**Dataset excerpts**
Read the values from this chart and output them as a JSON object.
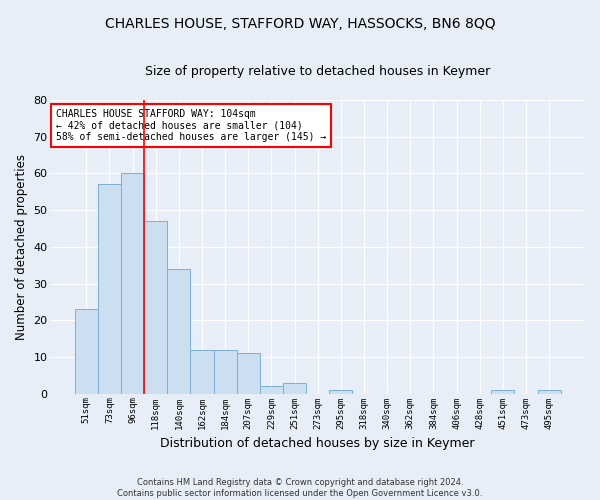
{
  "title": "CHARLES HOUSE, STAFFORD WAY, HASSOCKS, BN6 8QQ",
  "subtitle": "Size of property relative to detached houses in Keymer",
  "xlabel": "Distribution of detached houses by size in Keymer",
  "ylabel": "Number of detached properties",
  "footer_line1": "Contains HM Land Registry data © Crown copyright and database right 2024.",
  "footer_line2": "Contains public sector information licensed under the Open Government Licence v3.0.",
  "bin_labels": [
    "51sqm",
    "73sqm",
    "96sqm",
    "118sqm",
    "140sqm",
    "162sqm",
    "184sqm",
    "207sqm",
    "229sqm",
    "251sqm",
    "273sqm",
    "295sqm",
    "318sqm",
    "340sqm",
    "362sqm",
    "384sqm",
    "406sqm",
    "428sqm",
    "451sqm",
    "473sqm",
    "495sqm"
  ],
  "bar_values": [
    23,
    57,
    60,
    47,
    34,
    12,
    12,
    11,
    2,
    3,
    0,
    1,
    0,
    0,
    0,
    0,
    0,
    0,
    1,
    0,
    1
  ],
  "bar_color": "#ccdff0",
  "bar_edge_color": "#7aafd4",
  "red_line_label": "CHARLES HOUSE STAFFORD WAY: 104sqm",
  "annotation_line2": "← 42% of detached houses are smaller (104)",
  "annotation_line3": "58% of semi-detached houses are larger (145) →",
  "ylim": [
    0,
    80
  ],
  "yticks": [
    0,
    10,
    20,
    30,
    40,
    50,
    60,
    70,
    80
  ],
  "background_color": "#e8eef8",
  "grid_color": "#ffffff",
  "title_fontsize": 10,
  "subtitle_fontsize": 9,
  "ylabel_fontsize": 8.5,
  "xlabel_fontsize": 9
}
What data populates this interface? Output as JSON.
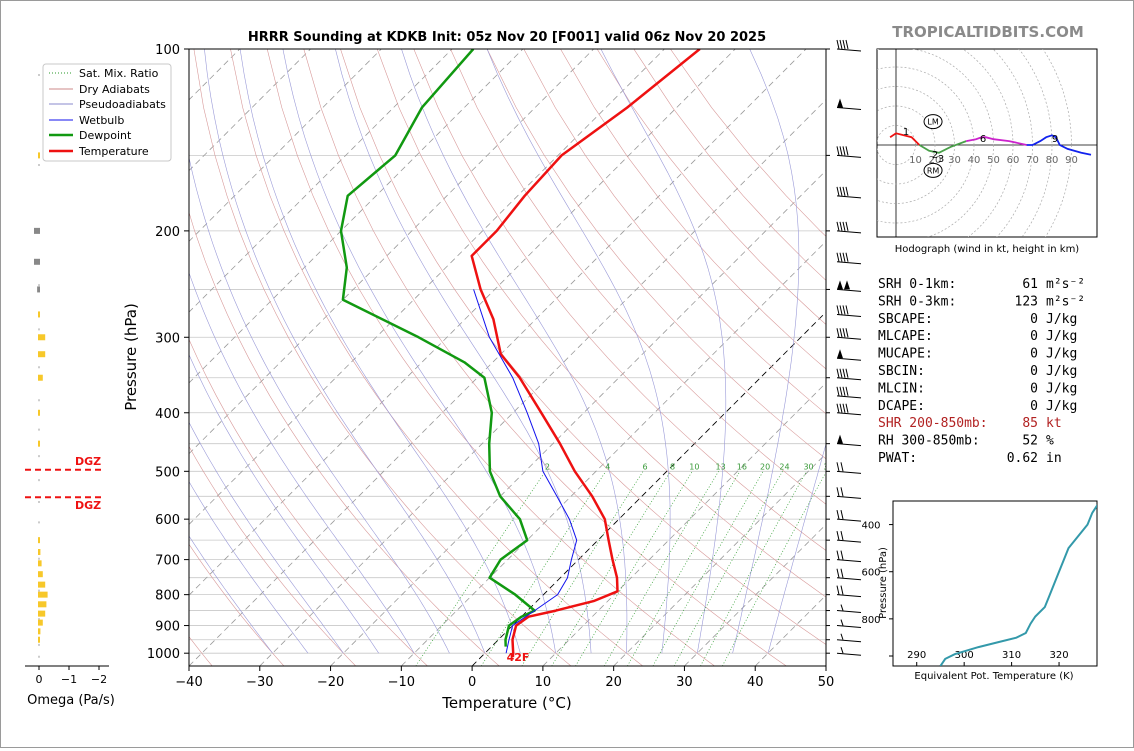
{
  "title": "HRRR Sounding at KDKB Init: 05z Nov 20 [F001] valid 06z Nov 20 2025",
  "brand": "TROPICALTIDBITS.COM",
  "skewt": {
    "xlabel": "Temperature (°C)",
    "ylabel": "Pressure (hPa)",
    "x_ticks": [
      -40,
      -30,
      -20,
      -10,
      0,
      10,
      20,
      30,
      40,
      50
    ],
    "x_tick_labels": [
      "−40",
      "−30",
      "−20",
      "−10",
      "0",
      "10",
      "20",
      "30",
      "40",
      "50"
    ],
    "p_ticks": [
      100,
      200,
      300,
      400,
      500,
      600,
      700,
      800,
      900,
      1000
    ],
    "xlim": [
      -40,
      50
    ],
    "plim": [
      1050,
      100
    ],
    "mixing_ratio_labels": [
      "2",
      "4",
      "6",
      "8",
      "10",
      "13",
      "16",
      "20",
      "24",
      "30",
      "36"
    ],
    "surface_label": "42F",
    "dgz_label_top": "DGZ",
    "dgz_label_bottom": "DGZ",
    "dgz_pressures": [
      497,
      552
    ],
    "legend": [
      "Sat. Mix. Ratio",
      "Dry Adiabats",
      "Pseudoadiabats",
      "Wetbulb",
      "Dewpoint",
      "Temperature"
    ]
  },
  "omega": {
    "xlabel": "Omega (Pa/s)",
    "ticks": [
      "0",
      "−1",
      "−2"
    ]
  },
  "hodograph": {
    "caption": "Hodograph (wind in kt, height in km)",
    "speed_labels": [
      "10",
      "20",
      "30",
      "40",
      "50",
      "60",
      "70",
      "80",
      "90"
    ],
    "height_labels": [
      "1",
      "2",
      "3",
      "6",
      "9"
    ],
    "lm_label": "LM",
    "rm_label": "RM"
  },
  "indices": [
    {
      "label": "SRH 0-1km:",
      "value": "61",
      "unit": "m²s⁻²",
      "highlight": false
    },
    {
      "label": "SRH 0-3km:",
      "value": "123",
      "unit": "m²s⁻²",
      "highlight": false
    },
    {
      "label": "SBCAPE:",
      "value": "0",
      "unit": "J/kg",
      "highlight": false
    },
    {
      "label": "MLCAPE:",
      "value": "0",
      "unit": "J/kg",
      "highlight": false
    },
    {
      "label": "MUCAPE:",
      "value": "0",
      "unit": "J/kg",
      "highlight": false
    },
    {
      "label": "SBCIN:",
      "value": "0",
      "unit": "J/kg",
      "highlight": false
    },
    {
      "label": "MLCIN:",
      "value": "0",
      "unit": "J/kg",
      "highlight": false
    },
    {
      "label": "DCAPE:",
      "value": "0",
      "unit": "J/kg",
      "highlight": false
    },
    {
      "label": "SHR 200-850mb:",
      "value": "85",
      "unit": "kt",
      "highlight": true
    },
    {
      "label": "RH 300-850mb:",
      "value": "52",
      "unit": "%",
      "highlight": false
    },
    {
      "label": "PWAT:",
      "value": "0.62",
      "unit": "in",
      "highlight": false
    }
  ],
  "theta_e": {
    "xlabel": "Equivalent Pot. Temperature (K)",
    "ylabel": "Pressure (hPa)",
    "x_ticks": [
      "290",
      "300",
      "310",
      "320"
    ],
    "y_ticks": [
      "400",
      "600",
      "800"
    ]
  },
  "colors": {
    "temperature": "#ee1111",
    "dewpoint": "#119911",
    "wetbulb": "#1111ee",
    "theta_e": "#3399aa",
    "dgz": "#ee1111",
    "omega_bar": "#f7c82a",
    "omega_neg": "#888888",
    "shear_text": "#b22222"
  },
  "chart_data": [
    {
      "type": "line",
      "title": "HRRR Sounding at KDKB Init: 05z Nov 20 [F001] valid 06z Nov 20 2025",
      "xlabel": "Temperature (°C)",
      "ylabel": "Pressure (hPa)",
      "xlim": [
        -40,
        50
      ],
      "ylim": [
        1050,
        100
      ],
      "y_scale": "log",
      "skew": "temperature isotherms skewed 45°",
      "grid": true,
      "legend_position": "top-left",
      "series": [
        {
          "name": "Temperature",
          "points": [
            [
              100,
              -55
            ],
            [
              125,
              -57
            ],
            [
              150,
              -59.5
            ],
            [
              175,
              -59
            ],
            [
              200,
              -58
            ],
            [
              220,
              -58
            ],
            [
              250,
              -52
            ],
            [
              280,
              -46
            ],
            [
              320,
              -40
            ],
            [
              350,
              -34
            ],
            [
              400,
              -26
            ],
            [
              450,
              -19
            ],
            [
              500,
              -13
            ],
            [
              550,
              -7
            ],
            [
              600,
              -2
            ],
            [
              650,
              1.5
            ],
            [
              700,
              4.8
            ],
            [
              750,
              8
            ],
            [
              790,
              10
            ],
            [
              820,
              8
            ],
            [
              850,
              4
            ],
            [
              870,
              1
            ],
            [
              900,
              0.5
            ],
            [
              950,
              2
            ],
            [
              1000,
              4
            ],
            [
              1015,
              4.5
            ]
          ]
        },
        {
          "name": "Dewpoint",
          "points": [
            [
              100,
              -87
            ],
            [
              125,
              -86
            ],
            [
              150,
              -83
            ],
            [
              175,
              -84
            ],
            [
              200,
              -80
            ],
            [
              230,
              -74
            ],
            [
              260,
              -70
            ],
            [
              300,
              -54
            ],
            [
              330,
              -44
            ],
            [
              350,
              -39
            ],
            [
              400,
              -33
            ],
            [
              450,
              -29
            ],
            [
              500,
              -25
            ],
            [
              550,
              -20
            ],
            [
              600,
              -14
            ],
            [
              650,
              -10
            ],
            [
              700,
              -11
            ],
            [
              750,
              -10
            ],
            [
              800,
              -4
            ],
            [
              850,
              1
            ],
            [
              870,
              0
            ],
            [
              900,
              -0.5
            ],
            [
              950,
              1
            ],
            [
              975,
              2
            ]
          ]
        },
        {
          "name": "Wetbulb",
          "points": [
            [
              250,
              -53
            ],
            [
              300,
              -44
            ],
            [
              350,
              -35
            ],
            [
              400,
              -28
            ],
            [
              450,
              -22
            ],
            [
              500,
              -17.5
            ],
            [
              550,
              -12
            ],
            [
              600,
              -7
            ],
            [
              650,
              -3
            ],
            [
              700,
              -1
            ],
            [
              750,
              1
            ],
            [
              800,
              2
            ],
            [
              850,
              1
            ],
            [
              900,
              0
            ],
            [
              950,
              1.5
            ],
            [
              1000,
              3
            ]
          ]
        }
      ]
    },
    {
      "type": "bar",
      "title": "",
      "xlabel": "Omega (Pa/s)",
      "ylabel": "",
      "orientation": "horizontal",
      "xlim": [
        0.5,
        -2.3
      ],
      "omega_by_pressure": [
        [
          150,
          0.02
        ],
        [
          200,
          0.25
        ],
        [
          225,
          0.25
        ],
        [
          250,
          0.12
        ],
        [
          275,
          -0.08
        ],
        [
          300,
          -0.3
        ],
        [
          320,
          -0.3
        ],
        [
          350,
          -0.2
        ],
        [
          400,
          0.0
        ],
        [
          450,
          0.02
        ],
        [
          650,
          -0.05
        ],
        [
          680,
          -0.1
        ],
        [
          710,
          -0.15
        ],
        [
          740,
          -0.2
        ],
        [
          770,
          -0.3
        ],
        [
          800,
          -0.4
        ],
        [
          830,
          -0.35
        ],
        [
          860,
          -0.3
        ],
        [
          890,
          -0.2
        ],
        [
          920,
          -0.1
        ],
        [
          950,
          -0.05
        ]
      ]
    },
    {
      "type": "line",
      "title": "Hodograph (wind in kt, height in km)",
      "units": "kt",
      "rings": [
        10,
        20,
        30,
        40,
        50,
        60,
        70,
        80,
        90
      ],
      "trace": [
        [
          -3,
          4
        ],
        [
          0,
          6
        ],
        [
          8,
          4
        ],
        [
          12,
          0
        ],
        [
          17,
          -3
        ],
        [
          22,
          -4
        ],
        [
          28,
          -1
        ],
        [
          36,
          2
        ],
        [
          41,
          3
        ],
        [
          44,
          4
        ],
        [
          46,
          4
        ],
        [
          50,
          3
        ],
        [
          58,
          2
        ],
        [
          67,
          0
        ],
        [
          70,
          0
        ],
        [
          74,
          2
        ],
        [
          77,
          4
        ],
        [
          80,
          5
        ],
        [
          82,
          4
        ],
        [
          84,
          0
        ],
        [
          88,
          -2
        ],
        [
          95,
          -4
        ],
        [
          100,
          -5
        ]
      ],
      "colored_segments": [
        "0-1 km red",
        "1-3 km red",
        "3-6 km green",
        "6-9 km magenta",
        "9+ km blue"
      ],
      "lm": [
        19,
        12
      ],
      "rm": [
        19,
        -13
      ]
    },
    {
      "type": "line",
      "title": "",
      "xlabel": "Equivalent Pot. Temperature (K)",
      "ylabel": "Pressure (hPa)",
      "xlim": [
        285,
        328
      ],
      "ylim": [
        1000,
        300
      ],
      "points": [
        [
          295,
          1000
        ],
        [
          296,
          970
        ],
        [
          298,
          950
        ],
        [
          303,
          920
        ],
        [
          307,
          900
        ],
        [
          311,
          880
        ],
        [
          313,
          860
        ],
        [
          314,
          820
        ],
        [
          315,
          790
        ],
        [
          317,
          750
        ],
        [
          318,
          700
        ],
        [
          319,
          650
        ],
        [
          320,
          600
        ],
        [
          321,
          550
        ],
        [
          322,
          500
        ],
        [
          324,
          450
        ],
        [
          326,
          400
        ],
        [
          327,
          350
        ],
        [
          328,
          320
        ],
        [
          330,
          300
        ]
      ]
    }
  ]
}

**Written request**
Go through the records and gather the lines that hold "Init".

**Full response**
  "title": "HRRR Sounding at KDKB Init: 05z Nov 20 [F001] valid 06z Nov 20 2025",
      "title": "HRRR Sounding at KDKB Init: 05z Nov 20 [F001] valid 06z Nov 20 2025",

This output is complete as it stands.